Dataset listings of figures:
━━━━━━━━

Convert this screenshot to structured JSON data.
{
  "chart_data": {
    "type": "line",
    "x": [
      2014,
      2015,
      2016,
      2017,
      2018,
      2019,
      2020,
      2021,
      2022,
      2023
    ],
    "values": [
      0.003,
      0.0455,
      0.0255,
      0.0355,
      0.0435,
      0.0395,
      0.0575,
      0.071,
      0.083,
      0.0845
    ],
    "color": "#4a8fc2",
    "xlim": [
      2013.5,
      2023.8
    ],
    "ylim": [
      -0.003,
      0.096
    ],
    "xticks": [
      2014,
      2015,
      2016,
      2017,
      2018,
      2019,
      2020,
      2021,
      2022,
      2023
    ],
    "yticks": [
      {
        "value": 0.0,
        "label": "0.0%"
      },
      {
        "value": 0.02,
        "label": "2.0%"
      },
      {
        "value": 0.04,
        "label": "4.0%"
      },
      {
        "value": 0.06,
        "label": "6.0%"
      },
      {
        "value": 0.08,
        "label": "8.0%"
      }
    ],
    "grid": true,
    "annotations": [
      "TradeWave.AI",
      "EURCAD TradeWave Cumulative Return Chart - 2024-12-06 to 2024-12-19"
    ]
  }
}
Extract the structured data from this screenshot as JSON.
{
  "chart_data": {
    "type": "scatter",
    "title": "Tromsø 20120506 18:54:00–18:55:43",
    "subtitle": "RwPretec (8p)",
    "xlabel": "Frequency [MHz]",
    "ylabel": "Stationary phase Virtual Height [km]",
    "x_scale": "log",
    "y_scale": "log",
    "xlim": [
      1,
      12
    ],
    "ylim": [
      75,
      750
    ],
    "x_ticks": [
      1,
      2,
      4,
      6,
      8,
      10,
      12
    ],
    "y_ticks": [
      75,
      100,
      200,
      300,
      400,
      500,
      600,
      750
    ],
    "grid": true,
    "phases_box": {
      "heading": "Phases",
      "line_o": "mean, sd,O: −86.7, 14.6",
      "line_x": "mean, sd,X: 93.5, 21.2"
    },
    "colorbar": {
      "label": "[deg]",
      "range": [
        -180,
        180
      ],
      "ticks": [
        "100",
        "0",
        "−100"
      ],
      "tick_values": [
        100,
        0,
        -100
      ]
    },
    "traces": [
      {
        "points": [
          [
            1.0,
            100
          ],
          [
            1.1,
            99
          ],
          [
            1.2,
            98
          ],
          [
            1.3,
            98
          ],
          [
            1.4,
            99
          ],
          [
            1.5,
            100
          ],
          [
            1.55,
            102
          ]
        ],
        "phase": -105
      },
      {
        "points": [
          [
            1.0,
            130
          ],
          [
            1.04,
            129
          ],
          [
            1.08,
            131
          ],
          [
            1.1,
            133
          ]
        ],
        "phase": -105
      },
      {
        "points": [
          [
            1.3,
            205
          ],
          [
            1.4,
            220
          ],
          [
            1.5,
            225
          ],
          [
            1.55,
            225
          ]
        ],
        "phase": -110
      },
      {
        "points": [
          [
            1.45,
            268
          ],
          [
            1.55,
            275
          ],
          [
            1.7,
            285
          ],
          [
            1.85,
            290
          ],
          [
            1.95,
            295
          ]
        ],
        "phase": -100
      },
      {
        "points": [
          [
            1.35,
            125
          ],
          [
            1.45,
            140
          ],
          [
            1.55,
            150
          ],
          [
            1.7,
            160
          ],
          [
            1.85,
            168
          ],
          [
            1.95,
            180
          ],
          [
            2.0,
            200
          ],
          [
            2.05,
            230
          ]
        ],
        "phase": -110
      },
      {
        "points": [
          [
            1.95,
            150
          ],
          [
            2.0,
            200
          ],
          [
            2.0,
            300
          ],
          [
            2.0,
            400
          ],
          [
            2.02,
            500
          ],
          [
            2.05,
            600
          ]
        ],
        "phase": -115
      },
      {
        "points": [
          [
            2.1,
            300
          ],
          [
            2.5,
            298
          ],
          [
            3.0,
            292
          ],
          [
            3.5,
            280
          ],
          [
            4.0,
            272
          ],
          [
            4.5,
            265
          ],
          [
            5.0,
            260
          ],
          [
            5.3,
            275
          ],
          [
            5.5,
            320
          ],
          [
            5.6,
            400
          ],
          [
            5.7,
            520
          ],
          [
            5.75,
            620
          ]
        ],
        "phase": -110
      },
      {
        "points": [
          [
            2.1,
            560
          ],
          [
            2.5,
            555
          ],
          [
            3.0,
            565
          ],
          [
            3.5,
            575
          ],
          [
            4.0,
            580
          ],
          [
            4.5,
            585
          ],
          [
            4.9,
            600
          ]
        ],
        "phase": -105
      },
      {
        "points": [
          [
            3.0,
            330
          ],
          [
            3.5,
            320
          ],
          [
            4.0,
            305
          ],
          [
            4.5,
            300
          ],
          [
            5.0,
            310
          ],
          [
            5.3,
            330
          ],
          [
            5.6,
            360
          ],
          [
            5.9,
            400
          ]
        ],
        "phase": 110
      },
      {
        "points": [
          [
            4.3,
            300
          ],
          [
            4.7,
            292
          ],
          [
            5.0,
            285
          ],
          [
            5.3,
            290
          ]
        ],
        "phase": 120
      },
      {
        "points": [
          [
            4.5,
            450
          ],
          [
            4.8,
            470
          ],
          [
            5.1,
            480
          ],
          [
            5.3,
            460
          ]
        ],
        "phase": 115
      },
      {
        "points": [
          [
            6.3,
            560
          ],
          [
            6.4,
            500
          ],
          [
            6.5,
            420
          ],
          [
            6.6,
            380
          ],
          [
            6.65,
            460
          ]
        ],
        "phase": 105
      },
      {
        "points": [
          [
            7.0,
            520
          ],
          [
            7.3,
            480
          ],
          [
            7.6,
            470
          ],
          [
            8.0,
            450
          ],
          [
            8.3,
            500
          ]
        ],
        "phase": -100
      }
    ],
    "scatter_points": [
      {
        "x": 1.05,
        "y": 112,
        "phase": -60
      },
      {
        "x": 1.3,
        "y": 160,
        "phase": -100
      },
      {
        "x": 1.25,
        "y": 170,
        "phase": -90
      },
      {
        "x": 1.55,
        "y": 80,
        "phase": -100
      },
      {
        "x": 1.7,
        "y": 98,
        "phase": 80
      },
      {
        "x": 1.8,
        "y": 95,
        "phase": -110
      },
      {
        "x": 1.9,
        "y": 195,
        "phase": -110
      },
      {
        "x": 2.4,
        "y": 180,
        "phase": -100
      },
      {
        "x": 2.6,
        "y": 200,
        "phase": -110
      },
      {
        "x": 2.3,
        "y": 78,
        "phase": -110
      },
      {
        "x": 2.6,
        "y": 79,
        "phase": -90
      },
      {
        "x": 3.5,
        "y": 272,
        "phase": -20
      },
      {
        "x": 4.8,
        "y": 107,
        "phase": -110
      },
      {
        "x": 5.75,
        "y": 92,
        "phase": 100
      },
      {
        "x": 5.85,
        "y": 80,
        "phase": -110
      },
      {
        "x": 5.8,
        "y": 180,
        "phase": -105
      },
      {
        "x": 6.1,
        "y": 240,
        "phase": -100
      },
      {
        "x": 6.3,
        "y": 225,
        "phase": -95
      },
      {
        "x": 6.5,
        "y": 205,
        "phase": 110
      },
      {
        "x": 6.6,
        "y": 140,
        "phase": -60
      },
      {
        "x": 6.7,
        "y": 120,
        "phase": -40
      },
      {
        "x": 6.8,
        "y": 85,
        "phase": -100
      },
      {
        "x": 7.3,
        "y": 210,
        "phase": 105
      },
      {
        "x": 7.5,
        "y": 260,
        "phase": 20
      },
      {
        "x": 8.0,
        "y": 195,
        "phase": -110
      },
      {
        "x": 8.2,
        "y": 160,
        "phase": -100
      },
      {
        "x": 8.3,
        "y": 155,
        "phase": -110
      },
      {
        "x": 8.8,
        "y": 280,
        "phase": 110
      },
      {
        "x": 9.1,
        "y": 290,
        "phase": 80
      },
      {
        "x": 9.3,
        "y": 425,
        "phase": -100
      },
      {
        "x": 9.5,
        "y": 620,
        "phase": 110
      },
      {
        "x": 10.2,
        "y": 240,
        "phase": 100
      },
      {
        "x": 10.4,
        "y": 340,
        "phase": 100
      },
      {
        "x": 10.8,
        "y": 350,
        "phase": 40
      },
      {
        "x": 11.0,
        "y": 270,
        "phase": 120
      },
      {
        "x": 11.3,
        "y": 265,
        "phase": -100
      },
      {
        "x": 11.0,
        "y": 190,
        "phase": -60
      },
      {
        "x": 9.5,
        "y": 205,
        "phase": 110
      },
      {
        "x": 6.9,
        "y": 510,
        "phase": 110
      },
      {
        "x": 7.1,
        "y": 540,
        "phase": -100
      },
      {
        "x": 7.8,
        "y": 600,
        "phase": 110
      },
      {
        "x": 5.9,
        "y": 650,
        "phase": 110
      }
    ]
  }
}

━━━━━━━━

▸ **Your goal**:
Find every line that has "screenshot" in it, then return those lines.

▸ **Result of this task**:
Convert this screenshot to structured JSON data.
Extract the structured data from this screenshot as JSON.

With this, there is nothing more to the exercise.